■ EXERCISE INPUT
## Start
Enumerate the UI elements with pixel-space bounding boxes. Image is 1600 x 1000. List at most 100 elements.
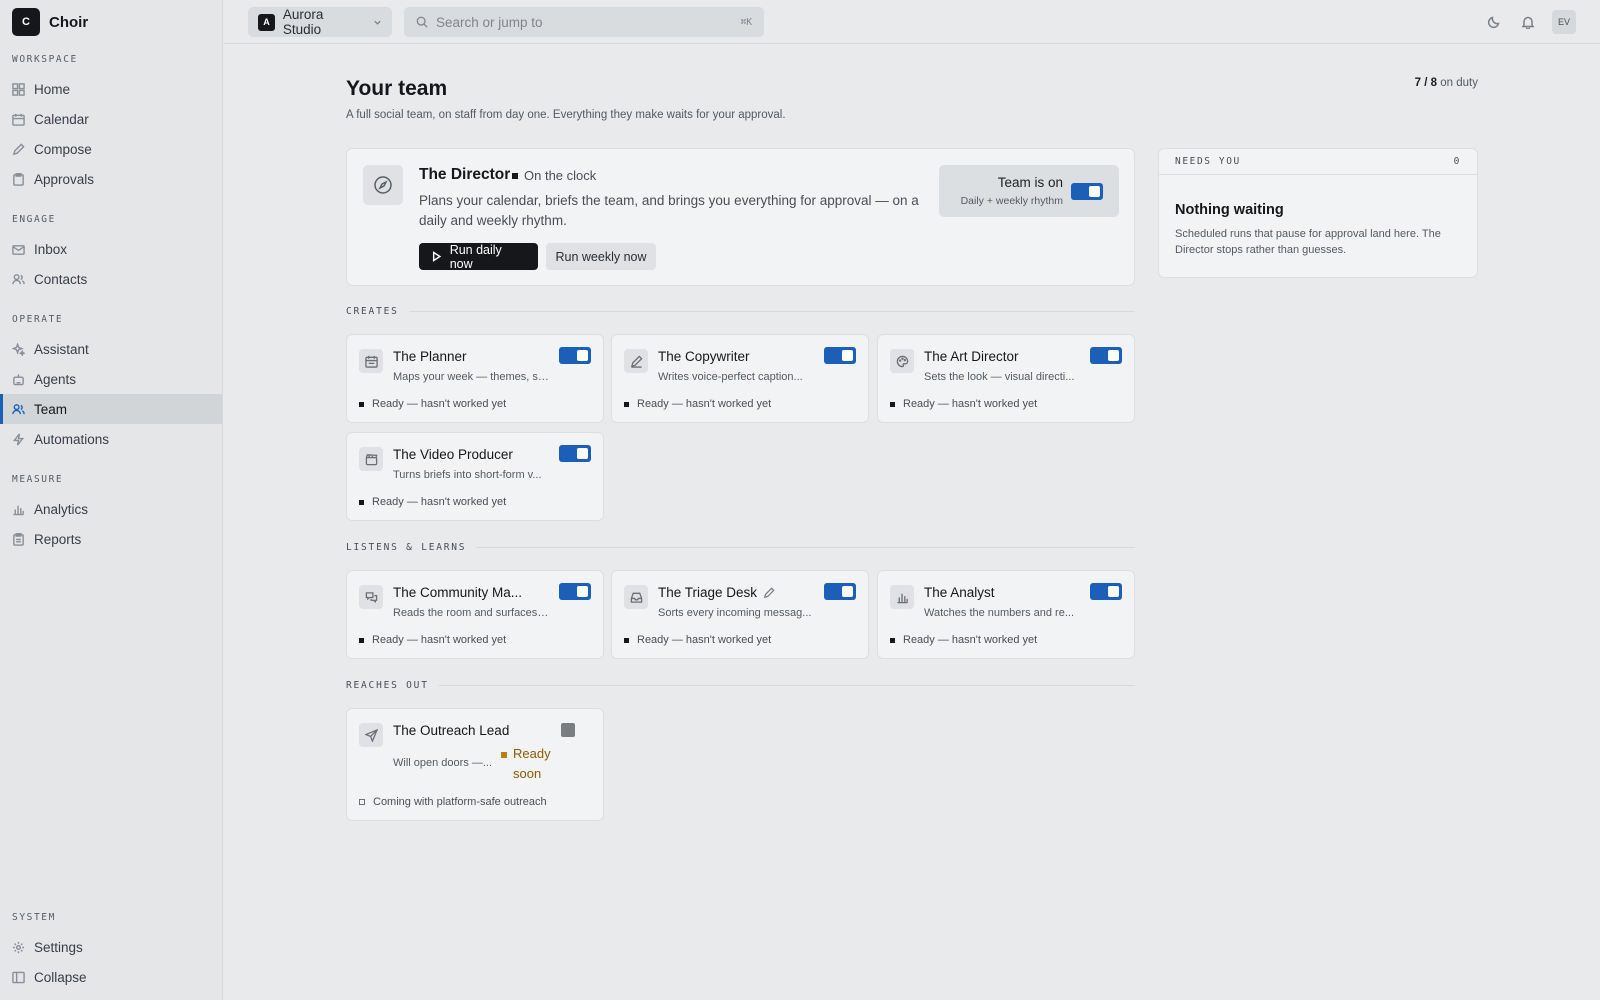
search-placeholder: Search or jump to	[436, 14, 543, 30]
sidebar-item-reports[interactable]: Reports	[0, 524, 222, 554]
agent-card-analyst[interactable]: The Analyst Watches the numbers and re..…	[877, 570, 1135, 659]
user-avatar[interactable]: EV	[1552, 10, 1576, 34]
agent-status: Ready — hasn't worked yet	[359, 634, 506, 646]
sidebar-item-collapse[interactable]: Collapse	[0, 962, 222, 992]
brand-name: Choir	[49, 13, 89, 31]
needs-you-text: Scheduled runs that pause for approval l…	[1175, 228, 1441, 256]
agent-toggle[interactable]	[559, 583, 591, 600]
agent-name: The Art Director	[924, 349, 1019, 364]
agent-status-text: Ready — hasn't worked yet	[903, 634, 1038, 646]
sidebar-item-label: Settings	[34, 939, 83, 955]
sidebar-item-approvals[interactable]: Approvals	[0, 164, 222, 194]
agent-card-triage-desk[interactable]: The Triage Desk Sorts every incoming mes…	[611, 570, 869, 659]
agent-avatar	[890, 349, 914, 373]
notifications-button[interactable]	[1518, 12, 1538, 32]
sidebar-item-contacts[interactable]: Contacts	[0, 264, 222, 294]
top-bar: A Aurora Studio Search or jump to ⌘K EV	[224, 0, 1600, 44]
on-duty-number: 7 / 8	[1414, 77, 1438, 89]
clipboard-icon	[13, 172, 24, 186]
agent-card-outreach-lead[interactable]: The Outreach Lead Will open doors —... R…	[346, 708, 604, 821]
agent-status: Ready — hasn't worked yet	[624, 634, 771, 646]
agent-toggle[interactable]	[824, 583, 856, 600]
director-status: On the clock	[512, 168, 596, 183]
agent-name: The Copywriter	[658, 349, 750, 364]
section-label: CREATES	[346, 306, 399, 317]
director-description: Plans your calendar, briefs the team, an…	[419, 193, 919, 228]
brand[interactable]: C Choir	[0, 0, 222, 44]
sidebar-item-label: Collapse	[34, 969, 87, 985]
team-on-title: Team is on	[997, 175, 1063, 190]
sidebar-item-label: Automations	[34, 431, 110, 447]
sidebar-item-automations[interactable]: Automations	[0, 424, 222, 454]
sidebar-item-team[interactable]: Team	[0, 394, 222, 424]
sidebar-item-settings[interactable]: Settings	[0, 932, 222, 962]
needs-you-panel: NEEDS YOU 0 Nothing waiting Scheduled ru…	[1158, 148, 1478, 278]
agent-toggle[interactable]	[1090, 583, 1122, 600]
agent-toggle[interactable]	[559, 347, 591, 364]
edit-pencil-icon[interactable]	[763, 586, 775, 599]
director-name: The Director	[419, 166, 511, 183]
agent-card-community-manager[interactable]: The Community Ma... Reads the room and s…	[346, 570, 604, 659]
nav-section-system: SYSTEM	[12, 912, 56, 923]
agent-status: Ready — hasn't worked yet	[359, 398, 506, 410]
run-daily-button[interactable]: Run daily now	[419, 243, 538, 271]
agent-toggle[interactable]	[1090, 347, 1122, 364]
page-subtitle: A full social team, on staff from day on…	[346, 109, 786, 121]
theme-toggle-button[interactable]	[1484, 12, 1504, 32]
run-weekly-button[interactable]: Run weekly now	[546, 243, 656, 270]
sidebar-item-label: Agents	[34, 371, 77, 387]
sidebar-item-label: Reports	[34, 531, 82, 547]
gear-icon	[12, 941, 25, 953]
sidebar-item-calendar[interactable]: Calendar	[0, 104, 222, 134]
agent-avatar	[624, 349, 648, 373]
workspace-badge: A	[258, 13, 275, 31]
agent-status-text: Ready — hasn't worked yet	[372, 496, 507, 508]
agent-avatar	[359, 723, 383, 747]
sidebar-item-assistant[interactable]: Assistant	[0, 334, 222, 364]
search-input[interactable]: Search or jump to ⌘K	[404, 7, 764, 37]
agent-name: The Planner	[393, 349, 467, 364]
agent-card-planner[interactable]: The Planner Maps your week — themes, sl.…	[346, 334, 604, 423]
on-duty-count: 7 / 8 on duty	[1415, 77, 1478, 89]
ready-soon-line1: Ready	[513, 746, 551, 761]
agent-card-art-director[interactable]: The Art Director Sets the look — visual …	[877, 334, 1135, 423]
team-icon	[12, 403, 25, 414]
agent-toggle[interactable]	[559, 445, 591, 462]
home-grid-icon	[12, 82, 25, 96]
workspace-switcher[interactable]: A Aurora Studio	[248, 7, 392, 37]
sidebar-item-home[interactable]: Home	[0, 74, 222, 104]
status-dot-outline	[359, 799, 365, 805]
report-icon	[13, 532, 24, 546]
agent-toggle[interactable]	[824, 347, 856, 364]
sidebar-item-label: Team	[34, 401, 68, 417]
sidebar-item-label: Approvals	[34, 171, 95, 187]
agent-card-copywriter[interactable]: The Copywriter Writes voice-perfect capt…	[611, 334, 869, 423]
agent-name: The Video Producer	[393, 447, 513, 462]
inbox-icon	[12, 244, 25, 255]
sidebar-item-analytics[interactable]: Analytics	[0, 494, 222, 524]
agent-status: Ready — hasn't worked yet	[890, 398, 1037, 410]
sidebar-item-agents[interactable]: Agents	[0, 364, 222, 394]
sidebar-item-label: Home	[34, 81, 71, 97]
agent-description: Reads the room and surfaces ...	[393, 607, 549, 619]
agent-card-video-producer[interactable]: The Video Producer Turns briefs into sho…	[346, 432, 604, 521]
sidebar-item-inbox[interactable]: Inbox	[0, 234, 222, 264]
brand-logo: C	[12, 8, 40, 36]
agent-description: Sorts every incoming messag...	[658, 607, 812, 619]
team-toggle[interactable]	[1071, 183, 1103, 200]
agent-description: Will open doors —...	[393, 757, 493, 769]
calendar-icon	[364, 355, 378, 368]
agent-status-text: Ready — hasn't worked yet	[637, 398, 772, 410]
status-dot	[890, 637, 895, 643]
robot-icon	[13, 373, 24, 385]
agent-status-text: Coming with platform-safe outreach	[373, 796, 547, 808]
status-dot	[890, 401, 895, 407]
agent-name: The Analyst	[924, 585, 995, 600]
sidebar-item-compose[interactable]: Compose	[0, 134, 222, 164]
play-icon	[432, 251, 442, 262]
agent-description: Turns briefs into short-form v...	[393, 469, 542, 481]
agent-avatar	[624, 585, 648, 609]
agent-name: The Outreach Lead	[393, 723, 510, 738]
lightning-icon	[12, 432, 25, 446]
status-dot	[359, 499, 364, 505]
## End
■ WRITTEN EXERCISE
Update the rows above by replacing every "status-dot" with "status-indicator" and leaving all else unchanged. Omit the pictures from your answer.

■ FINAL RESULT
Enumerate the UI elements with pixel-space bounding boxes. Image is 1600 x 1000. List at most 100 elements.
search-placeholder: Search or jump to	[436, 14, 543, 30]
sidebar-item-reports[interactable]: Reports	[0, 524, 222, 554]
agent-card-analyst[interactable]: The Analyst Watches the numbers and re..…	[877, 570, 1135, 659]
user-avatar[interactable]: EV	[1552, 10, 1576, 34]
agent-status: Ready — hasn't worked yet	[359, 634, 506, 646]
sidebar-item-collapse[interactable]: Collapse	[0, 962, 222, 992]
brand-name: Choir	[49, 13, 89, 31]
needs-you-text: Scheduled runs that pause for approval l…	[1175, 228, 1441, 256]
agent-toggle[interactable]	[559, 583, 591, 600]
agent-name: The Art Director	[924, 349, 1019, 364]
agent-status-text: Ready — hasn't worked yet	[903, 634, 1038, 646]
sidebar-item-label: Settings	[34, 939, 83, 955]
sidebar-item-approvals[interactable]: Approvals	[0, 164, 222, 194]
agent-card-triage-desk[interactable]: The Triage Desk Sorts every incoming mes…	[611, 570, 869, 659]
agent-avatar	[890, 349, 914, 373]
notifications-button[interactable]	[1518, 12, 1538, 32]
sidebar-item-contacts[interactable]: Contacts	[0, 264, 222, 294]
top-bar: A Aurora Studio Search or jump to ⌘K EV	[224, 0, 1600, 44]
on-duty-number: 7 / 8	[1414, 77, 1438, 89]
clipboard-icon	[13, 172, 24, 186]
agent-card-outreach-lead[interactable]: The Outreach Lead Will open doors —... R…	[346, 708, 604, 821]
agent-status: Ready — hasn't worked yet	[624, 634, 771, 646]
agent-toggle[interactable]	[824, 583, 856, 600]
director-status: On the clock	[512, 168, 596, 183]
agent-name: The Copywriter	[658, 349, 750, 364]
section-label: CREATES	[346, 306, 399, 317]
director-description: Plans your calendar, briefs the team, an…	[419, 193, 919, 228]
brand[interactable]: C Choir	[0, 0, 222, 44]
sidebar-item-label: Collapse	[34, 969, 87, 985]
team-on-title: Team is on	[997, 175, 1063, 190]
sidebar-item-label: Automations	[34, 431, 110, 447]
sidebar-item-automations[interactable]: Automations	[0, 424, 222, 454]
sidebar-item-team[interactable]: Team	[0, 394, 222, 424]
sidebar-item-settings[interactable]: Settings	[0, 932, 222, 962]
needs-you-panel: NEEDS YOU 0 Nothing waiting Scheduled ru…	[1158, 148, 1478, 278]
agent-toggle[interactable]	[1090, 583, 1122, 600]
agent-toggle[interactable]	[559, 347, 591, 364]
edit-pencil-icon[interactable]	[763, 586, 775, 599]
director-name: The Director	[419, 166, 511, 183]
agent-card-community-manager[interactable]: The Community Ma... Reads the room and s…	[346, 570, 604, 659]
nav-section-system: SYSTEM	[12, 912, 56, 923]
agent-status: Ready — hasn't worked yet	[359, 398, 506, 410]
run-daily-button[interactable]: Run daily now	[419, 243, 538, 271]
agent-toggle[interactable]	[1090, 347, 1122, 364]
page-subtitle: A full social team, on staff from day on…	[346, 109, 786, 121]
theme-toggle-button[interactable]	[1484, 12, 1504, 32]
run-weekly-button[interactable]: Run weekly now	[546, 243, 656, 270]
sidebar-item-label: Agents	[34, 371, 77, 387]
sidebar-item-label: Reports	[34, 531, 82, 547]
gear-icon	[12, 941, 25, 953]
sidebar-item-calendar[interactable]: Calendar	[0, 104, 222, 134]
agent-avatar	[624, 349, 648, 373]
workspace-badge: A	[258, 13, 275, 31]
agent-status-text: Ready — hasn't worked yet	[372, 496, 507, 508]
agent-avatar	[359, 723, 383, 747]
sidebar-item-assistant[interactable]: Assistant	[0, 334, 222, 364]
search-input[interactable]: Search or jump to ⌘K	[404, 7, 764, 37]
agent-name: The Planner	[393, 349, 467, 364]
agent-card-planner[interactable]: The Planner Maps your week — themes, sl.…	[346, 334, 604, 423]
on-duty-count: 7 / 8 on duty	[1415, 77, 1478, 89]
ready-soon-line1: Ready	[513, 746, 551, 761]
agent-card-art-director[interactable]: The Art Director Sets the look — visual …	[877, 334, 1135, 423]
team-icon	[12, 403, 25, 414]
agent-toggle[interactable]	[559, 445, 591, 462]
home-grid-icon	[12, 82, 25, 96]
workspace-switcher[interactable]: A Aurora Studio	[248, 7, 392, 37]
sidebar-item-home[interactable]: Home	[0, 74, 222, 104]
status-indicator-outline	[359, 799, 365, 805]
report-icon	[13, 532, 24, 546]
agent-toggle[interactable]	[824, 347, 856, 364]
sidebar-item-label: Team	[34, 401, 68, 417]
sidebar-item-label: Approvals	[34, 171, 95, 187]
agent-card-copywriter[interactable]: The Copywriter Writes voice-perfect capt…	[611, 334, 869, 423]
agent-name: The Video Producer	[393, 447, 513, 462]
inbox-icon	[12, 244, 25, 255]
sidebar-item-analytics[interactable]: Analytics	[0, 494, 222, 524]
agent-status: Ready — hasn't worked yet	[890, 398, 1037, 410]
sidebar-item-agents[interactable]: Agents	[0, 364, 222, 394]
sidebar-item-label: Home	[34, 81, 71, 97]
agent-description: Reads the room and surfaces ...	[393, 607, 549, 619]
agent-card-video-producer[interactable]: The Video Producer Turns briefs into sho…	[346, 432, 604, 521]
sidebar-item-inbox[interactable]: Inbox	[0, 234, 222, 264]
brand-logo: C	[12, 8, 40, 36]
agent-description: Sorts every incoming messag...	[658, 607, 812, 619]
team-toggle[interactable]	[1071, 183, 1103, 200]
agent-description: Will open doors —...	[393, 757, 493, 769]
calendar-icon	[364, 355, 378, 368]
agent-status-text: Ready — hasn't worked yet	[637, 398, 772, 410]
status-indicator	[890, 637, 895, 643]
robot-icon	[13, 373, 24, 385]
agent-status-text: Coming with platform-safe outreach	[373, 796, 547, 808]
status-indicator	[890, 401, 895, 407]
agent-name: The Analyst	[924, 585, 995, 600]
sidebar-item-compose[interactable]: Compose	[0, 134, 222, 164]
play-icon	[432, 251, 442, 262]
agent-description: Turns briefs into short-form v...	[393, 469, 542, 481]
agent-avatar	[624, 585, 648, 609]
agent-name: The Outreach Lead	[393, 723, 510, 738]
lightning-icon	[12, 432, 25, 446]
status-indicator	[359, 499, 364, 505]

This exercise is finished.